--- INSTRUCTIONS FOR THE TASK ---
Retype the lines below precisely as they appear, leaving out any picture.

##### INFORMATION SUPPLIED #####

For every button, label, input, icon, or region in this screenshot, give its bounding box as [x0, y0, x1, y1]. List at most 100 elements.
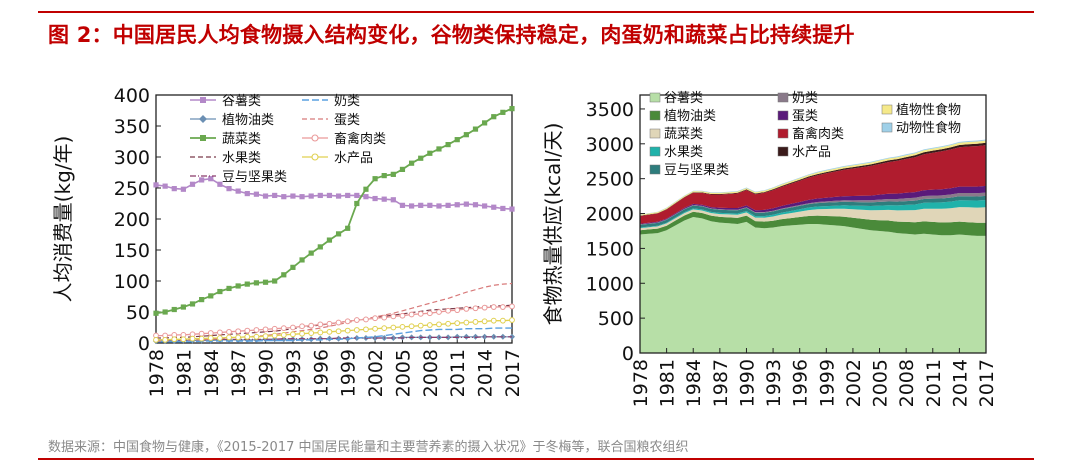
series-8-point [363, 326, 369, 333]
series-7-point [436, 309, 442, 315]
series-8-point [244, 333, 251, 340]
legend-label-6: 蛋类 [792, 109, 818, 124]
legend-swatch-5 [777, 92, 789, 103]
x-tick-label: 2014 [949, 359, 971, 407]
legend-swatch-9 [881, 104, 893, 115]
series-2-point [171, 306, 177, 313]
x-tick-label: 1993 [763, 359, 785, 407]
series-8-point [372, 325, 378, 332]
series-0-point [427, 202, 433, 208]
top-divider [38, 11, 1034, 13]
legend-label-0: 谷薯类 [222, 94, 261, 109]
series-2-point [381, 173, 387, 179]
series-0-point [199, 177, 205, 183]
series-7-point [454, 307, 461, 314]
series-7-point [308, 322, 315, 329]
x-tick-label: 2014 [475, 349, 497, 397]
series-7-point [417, 310, 424, 317]
x-tick-label: 2005 [392, 349, 414, 397]
legend-swatch-10 [881, 122, 893, 133]
legend-label-2: 蔬菜类 [222, 132, 261, 147]
series-2-point [491, 114, 497, 120]
line-chart-food-consumption: 0 50 100 150 200 250 300 350 400 1978 1981 1984 1987… [51, 85, 524, 397]
y-tick-label: 150 [114, 240, 150, 262]
legend-label-5: 奶类 [792, 91, 818, 106]
series-8-point [408, 323, 415, 330]
series-7-point [372, 315, 378, 322]
y-tick-label: 1500 [586, 238, 634, 260]
area-series-6 [640, 185, 986, 225]
series-7-point [262, 326, 269, 333]
series-8-point [326, 328, 333, 335]
series-8-point [436, 321, 442, 328]
series-0-point [509, 206, 515, 212]
legend-label-0: 谷薯类 [664, 91, 703, 106]
series-2-point [345, 225, 351, 231]
legend-marker-2 [200, 135, 206, 141]
legend-swatch-0 [649, 92, 661, 103]
series-8-point [290, 331, 296, 338]
series-8-point [235, 334, 242, 341]
y-tick-label: 200 [114, 209, 150, 231]
series-2-point [244, 281, 250, 287]
series-8-point [271, 332, 278, 339]
series-1-point [490, 333, 497, 340]
series-0-point [217, 181, 223, 187]
series-8-point [481, 318, 488, 325]
series-0-point [235, 188, 241, 194]
series-8-point [381, 325, 388, 332]
series-0-point [326, 192, 333, 199]
series-2-point [153, 310, 159, 316]
series-7-point [280, 325, 287, 332]
data-source-note: 数据来源：中国食物与健康，《2015-2017 中国居民能量和主要营养素的摄入状… [48, 440, 689, 455]
series-0-point [226, 186, 232, 192]
series-2-point [217, 288, 223, 295]
series-0-point [162, 183, 168, 189]
series-7-point [490, 304, 497, 310]
x-tick-label: 1987 [710, 359, 732, 407]
series-2-point [326, 237, 333, 243]
series-0-point [418, 202, 424, 208]
x-tick-label: 1987 [228, 349, 250, 397]
y-tick-label: 0 [138, 333, 150, 355]
series-2-point [354, 200, 360, 207]
series-0-point [253, 191, 260, 197]
series-1-point [390, 335, 397, 342]
series-8-point [463, 319, 470, 326]
series-7-point [244, 327, 251, 334]
series-8-point [216, 335, 223, 341]
legend-label-8: 水产品 [792, 145, 831, 160]
x-tick-label: 2002 [365, 349, 387, 397]
area-series-1 [640, 211, 986, 236]
series-2-point [500, 109, 506, 115]
series-0-point [180, 186, 186, 192]
area-series-4 [640, 195, 986, 228]
series-7-point [207, 330, 214, 336]
series-8-point [171, 336, 178, 343]
x-tick-label: 2011 [923, 359, 945, 407]
series-0-point [244, 190, 250, 197]
series-2-point [482, 120, 488, 126]
x-tick-label: 2011 [447, 349, 469, 397]
series-0-point [335, 193, 342, 199]
series-2-point [281, 272, 287, 278]
series-8-point [490, 317, 497, 324]
series-7-point [509, 303, 515, 310]
series-0-point [381, 196, 387, 202]
x-tick-label: 1993 [283, 349, 305, 397]
y-axis-label: 人均消费量(kg/年) [51, 136, 75, 303]
x-tick-label: 2008 [420, 349, 442, 397]
series-7-point [216, 329, 223, 336]
series-2-point [262, 279, 269, 285]
series-2-point [454, 137, 460, 143]
series-2-point [509, 106, 515, 112]
legend-label-5: 奶类 [334, 94, 360, 109]
y-tick-label: 400 [114, 85, 150, 107]
area-series-3 [640, 200, 986, 229]
series-0-point [454, 202, 460, 208]
series-1-point [445, 334, 452, 341]
series-8-point [153, 337, 159, 343]
series-0-point [171, 186, 177, 192]
series-8-point [390, 324, 397, 331]
series-8-point [226, 334, 232, 341]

#####

--- RESPONSE TO THE EXERCISE ---
For every button, label, input, icon, or region in this screenshot, give its bounding box as [x0, y0, x1, y1]. List at most 100 elements.
series-8-point [363, 326, 369, 333]
series-7-point [436, 309, 442, 315]
series-8-point [244, 333, 251, 340]
legend-label-6: 蛋类 [792, 109, 818, 124]
legend-swatch-5 [777, 92, 789, 103]
x-tick-label: 2014 [949, 359, 971, 407]
legend-swatch-9 [881, 104, 893, 115]
series-2-point [171, 306, 177, 313]
x-tick-label: 1993 [763, 359, 785, 407]
series-8-point [372, 325, 378, 332]
series-0-point [427, 202, 433, 208]
top-divider [38, 11, 1034, 13]
legend-label-0: 谷薯类 [222, 94, 261, 109]
series-2-point [381, 173, 387, 179]
series-0-point [199, 177, 205, 183]
series-7-point [454, 307, 461, 314]
series-7-point [308, 322, 315, 329]
x-tick-label: 2014 [475, 349, 497, 397]
series-7-point [417, 310, 424, 317]
x-tick-label: 2005 [392, 349, 414, 397]
legend-swatch-10 [881, 122, 893, 133]
legend-label-2: 蔬菜类 [222, 132, 261, 147]
series-2-point [491, 114, 497, 120]
line-chart-food-consumption: 0 50 100 150 200 250 300 350 400 1978 1981 1984 1987… [51, 85, 524, 397]
y-tick-label: 150 [114, 240, 150, 262]
legend-label-5: 奶类 [792, 91, 818, 106]
series-8-point [408, 323, 415, 330]
series-7-point [372, 315, 378, 322]
y-tick-label: 1500 [586, 238, 634, 260]
area-series-6 [640, 185, 986, 225]
series-7-point [262, 326, 269, 333]
series-8-point [326, 328, 333, 335]
series-8-point [436, 321, 442, 328]
series-0-point [509, 206, 515, 212]
legend-label-0: 谷薯类 [664, 91, 703, 106]
series-2-point [345, 225, 351, 231]
legend-marker-2 [200, 135, 206, 141]
legend-swatch-0 [649, 92, 661, 103]
series-8-point [290, 331, 296, 338]
series-8-point [235, 334, 242, 341]
y-tick-label: 200 [114, 209, 150, 231]
series-2-point [244, 281, 250, 287]
series-8-point [271, 332, 278, 339]
series-1-point [490, 333, 497, 340]
series-0-point [217, 181, 223, 187]
series-8-point [481, 318, 488, 325]
series-0-point [235, 188, 241, 194]
series-8-point [381, 325, 388, 332]
series-0-point [326, 192, 333, 199]
series-2-point [153, 310, 159, 316]
series-7-point [280, 325, 287, 332]
data-source-note: 数据来源：中国食物与健康，《2015-2017 中国居民能量和主要营养素的摄入状… [48, 440, 689, 455]
series-0-point [226, 186, 232, 192]
series-2-point [217, 288, 223, 295]
series-0-point [162, 183, 168, 189]
series-7-point [490, 304, 497, 310]
x-tick-label: 1987 [710, 359, 732, 407]
series-2-point [326, 237, 333, 243]
series-0-point [418, 202, 424, 208]
x-tick-label: 1987 [228, 349, 250, 397]
y-tick-label: 0 [138, 333, 150, 355]
series-2-point [354, 200, 360, 207]
series-0-point [253, 191, 260, 197]
series-1-point [390, 335, 397, 342]
series-8-point [463, 319, 470, 326]
series-7-point [244, 327, 251, 334]
series-8-point [216, 335, 223, 341]
legend-label-8: 水产品 [792, 145, 831, 160]
x-tick-label: 2002 [365, 349, 387, 397]
area-series-1 [640, 211, 986, 236]
series-2-point [500, 109, 506, 115]
series-0-point [180, 186, 186, 192]
area-series-4 [640, 195, 986, 228]
series-7-point [207, 330, 214, 336]
series-8-point [171, 336, 178, 343]
x-tick-label: 2011 [923, 359, 945, 407]
series-0-point [244, 190, 250, 197]
series-2-point [482, 120, 488, 126]
x-tick-label: 2011 [447, 349, 469, 397]
series-0-point [335, 193, 342, 199]
series-2-point [281, 272, 287, 278]
series-8-point [490, 317, 497, 324]
series-7-point [509, 303, 515, 310]
series-0-point [381, 196, 387, 202]
x-tick-label: 1993 [283, 349, 305, 397]
y-axis-label: 人均消费量(kg/年) [51, 136, 75, 303]
x-tick-label: 2008 [420, 349, 442, 397]
series-7-point [216, 329, 223, 336]
series-2-point [262, 279, 269, 285]
series-2-point [454, 137, 460, 143]
series-2-point [509, 106, 515, 112]
legend-label-5: 奶类 [334, 94, 360, 109]
y-tick-label: 400 [114, 85, 150, 107]
area-series-3 [640, 200, 986, 229]
series-0-point [454, 202, 460, 208]
series-1-point [445, 334, 452, 341]
series-8-point [153, 337, 159, 343]
series-0-point [171, 186, 177, 192]
series-8-point [390, 324, 397, 331]
series-8-point [226, 334, 232, 341]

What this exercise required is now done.